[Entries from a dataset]
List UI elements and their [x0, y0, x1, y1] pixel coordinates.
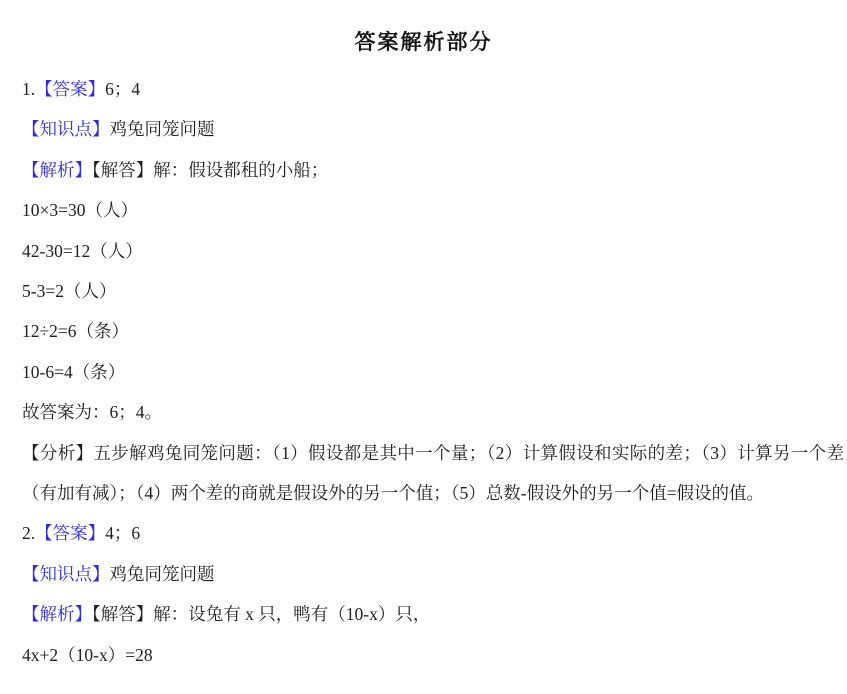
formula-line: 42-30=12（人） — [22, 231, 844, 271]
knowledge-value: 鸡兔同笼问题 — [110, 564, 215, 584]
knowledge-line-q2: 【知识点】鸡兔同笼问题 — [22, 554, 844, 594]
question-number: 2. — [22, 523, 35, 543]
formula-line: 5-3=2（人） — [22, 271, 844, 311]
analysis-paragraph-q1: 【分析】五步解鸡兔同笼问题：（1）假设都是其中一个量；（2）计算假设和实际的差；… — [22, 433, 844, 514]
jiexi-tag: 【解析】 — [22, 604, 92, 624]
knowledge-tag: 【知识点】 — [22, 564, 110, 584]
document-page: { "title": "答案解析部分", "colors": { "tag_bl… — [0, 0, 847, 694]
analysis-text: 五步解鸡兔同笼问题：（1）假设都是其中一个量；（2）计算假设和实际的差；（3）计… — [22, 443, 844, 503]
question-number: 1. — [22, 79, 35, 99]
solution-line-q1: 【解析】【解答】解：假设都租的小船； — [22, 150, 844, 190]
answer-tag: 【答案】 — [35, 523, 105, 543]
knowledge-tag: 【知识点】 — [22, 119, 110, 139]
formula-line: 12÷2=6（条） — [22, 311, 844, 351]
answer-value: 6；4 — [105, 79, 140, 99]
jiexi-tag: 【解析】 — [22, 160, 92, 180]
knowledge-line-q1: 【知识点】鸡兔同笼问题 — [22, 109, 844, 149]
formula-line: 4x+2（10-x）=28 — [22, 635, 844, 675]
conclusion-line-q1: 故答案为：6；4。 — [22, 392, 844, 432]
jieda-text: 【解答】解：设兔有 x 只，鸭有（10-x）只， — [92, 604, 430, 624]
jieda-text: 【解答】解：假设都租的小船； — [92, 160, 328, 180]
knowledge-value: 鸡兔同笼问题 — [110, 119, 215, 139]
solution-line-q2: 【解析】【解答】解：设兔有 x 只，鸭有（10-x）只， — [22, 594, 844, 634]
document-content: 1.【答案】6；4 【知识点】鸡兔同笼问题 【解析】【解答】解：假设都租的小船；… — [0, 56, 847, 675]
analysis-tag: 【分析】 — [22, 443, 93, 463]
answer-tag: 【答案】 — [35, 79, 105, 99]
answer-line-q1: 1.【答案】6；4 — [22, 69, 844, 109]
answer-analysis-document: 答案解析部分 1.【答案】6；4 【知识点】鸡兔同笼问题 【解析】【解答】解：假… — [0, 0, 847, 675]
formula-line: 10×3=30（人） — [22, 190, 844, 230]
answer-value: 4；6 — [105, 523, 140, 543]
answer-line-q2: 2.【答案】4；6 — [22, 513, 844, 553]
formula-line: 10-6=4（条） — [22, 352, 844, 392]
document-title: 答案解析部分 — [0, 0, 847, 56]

**WRITTEN INSTRUCTION**
Quote the lines above, starting at the line that contains "formula-line: 42-30=12（人） —" and stopping after the line that contains "jiexi-tag: 【解析】 — [22, 604, 92, 624]".

**RESULT OF THIS TASK**
formula-line: 42-30=12（人） — [22, 231, 844, 271]
knowledge-value: 鸡兔同笼问题 — [110, 564, 215, 584]
knowledge-line-q2: 【知识点】鸡兔同笼问题 — [22, 554, 844, 594]
question-number: 2. — [22, 523, 35, 543]
formula-line: 5-3=2（人） — [22, 271, 844, 311]
analysis-paragraph-q1: 【分析】五步解鸡兔同笼问题：（1）假设都是其中一个量；（2）计算假设和实际的差；… — [22, 433, 844, 514]
jiexi-tag: 【解析】 — [22, 604, 92, 624]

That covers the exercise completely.